▶ **Data listing**:
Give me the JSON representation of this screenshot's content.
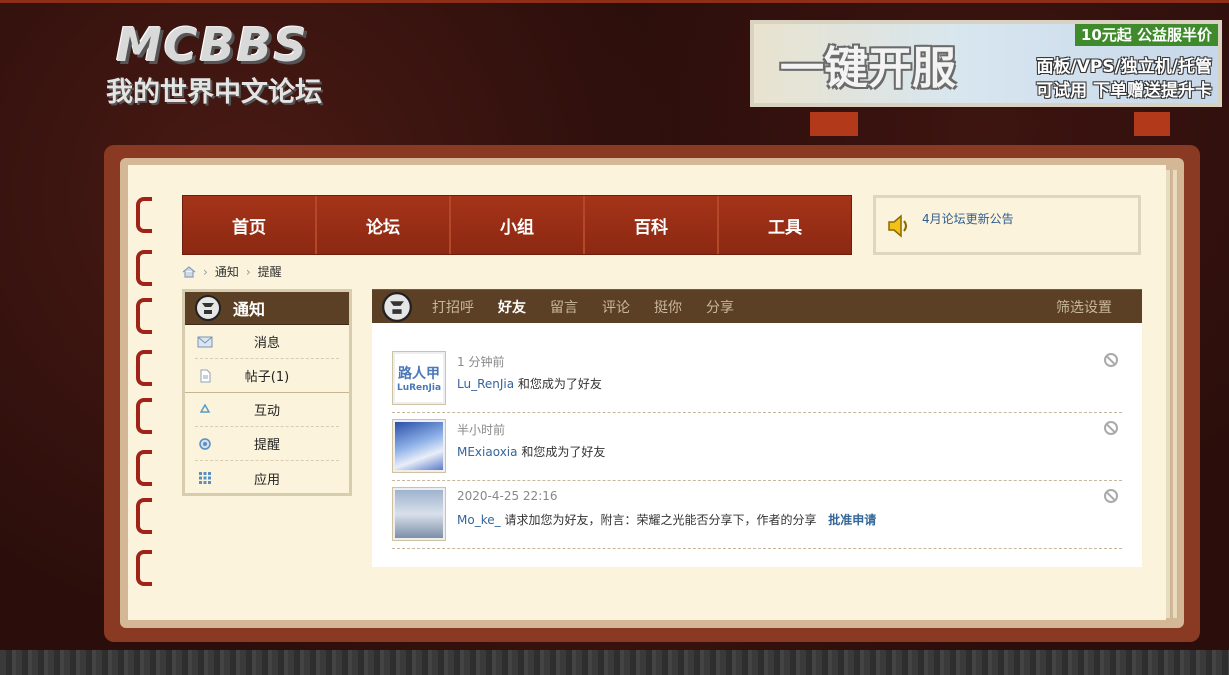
{
  "logo": {
    "main": "MCBBS",
    "sub": "我的世界中文论坛"
  },
  "ad": {
    "title": "一键开服",
    "tag": "10元起 公益服半价",
    "line1": "面板/VPS/独立机/托管",
    "line2": "可试用 下单赠送提升卡"
  },
  "nav": {
    "items": [
      "首页",
      "论坛",
      "小组",
      "百科",
      "工具"
    ]
  },
  "notice": {
    "text": "4月论坛更新公告"
  },
  "breadcrumb": {
    "items": [
      "通知",
      "提醒"
    ]
  },
  "sidebar": {
    "title": "通知",
    "items": [
      {
        "label": "消息",
        "icon": "envelope-icon"
      },
      {
        "label": "帖子(1)",
        "icon": "document-icon"
      },
      {
        "label": "互动",
        "icon": "recycle-icon"
      },
      {
        "label": "提醒",
        "icon": "gear-icon"
      },
      {
        "label": "应用",
        "icon": "grid-icon"
      }
    ]
  },
  "tabs": {
    "items": [
      "打招呼",
      "好友",
      "留言",
      "评论",
      "挺你",
      "分享"
    ],
    "active": "好友",
    "filter": "筛选设置"
  },
  "feed": [
    {
      "time": "1 分钟前",
      "user": "Lu_RenJia",
      "text": "和您成为了好友",
      "action": ""
    },
    {
      "time": "半小时前",
      "user": "MExiaoxia",
      "text": "和您成为了好友",
      "action": ""
    },
    {
      "time": "2020-4-25 22:16",
      "user": "Mo_ke_",
      "text": "请求加您为好友，附言：荣耀之光能否分享下，作者的分享",
      "action": "批准申请"
    }
  ],
  "colors": {
    "nav": "#8f2a14",
    "panel_head": "#5c4025",
    "link": "#336699",
    "page": "#fbf3dc"
  }
}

▶ **To be done**: Reproduce all entries exactly. Pictures do not belong in the copy.

▶ **Answer to the problem**:
Give me the JSON representation of this screenshot's content.
{
  "logo": {
    "main": "MCBBS",
    "sub": "我的世界中文论坛"
  },
  "ad": {
    "title": "一键开服",
    "tag": "10元起 公益服半价",
    "line1": "面板/VPS/独立机/托管",
    "line2": "可试用 下单赠送提升卡"
  },
  "nav": {
    "items": [
      "首页",
      "论坛",
      "小组",
      "百科",
      "工具"
    ]
  },
  "notice": {
    "text": "4月论坛更新公告"
  },
  "breadcrumb": {
    "items": [
      "通知",
      "提醒"
    ]
  },
  "sidebar": {
    "title": "通知",
    "items": [
      {
        "label": "消息",
        "icon": "envelope-icon"
      },
      {
        "label": "帖子(1)",
        "icon": "document-icon"
      },
      {
        "label": "互动",
        "icon": "recycle-icon"
      },
      {
        "label": "提醒",
        "icon": "gear-icon"
      },
      {
        "label": "应用",
        "icon": "grid-icon"
      }
    ]
  },
  "tabs": {
    "items": [
      "打招呼",
      "好友",
      "留言",
      "评论",
      "挺你",
      "分享"
    ],
    "active": "好友",
    "filter": "筛选设置"
  },
  "feed": [
    {
      "time": "1 分钟前",
      "user": "Lu_RenJia",
      "text": "和您成为了好友",
      "action": ""
    },
    {
      "time": "半小时前",
      "user": "MExiaoxia",
      "text": "和您成为了好友",
      "action": ""
    },
    {
      "time": "2020-4-25 22:16",
      "user": "Mo_ke_",
      "text": "请求加您为好友，附言：荣耀之光能否分享下，作者的分享",
      "action": "批准申请"
    }
  ],
  "colors": {
    "nav": "#8f2a14",
    "panel_head": "#5c4025",
    "link": "#336699",
    "page": "#fbf3dc"
  }
}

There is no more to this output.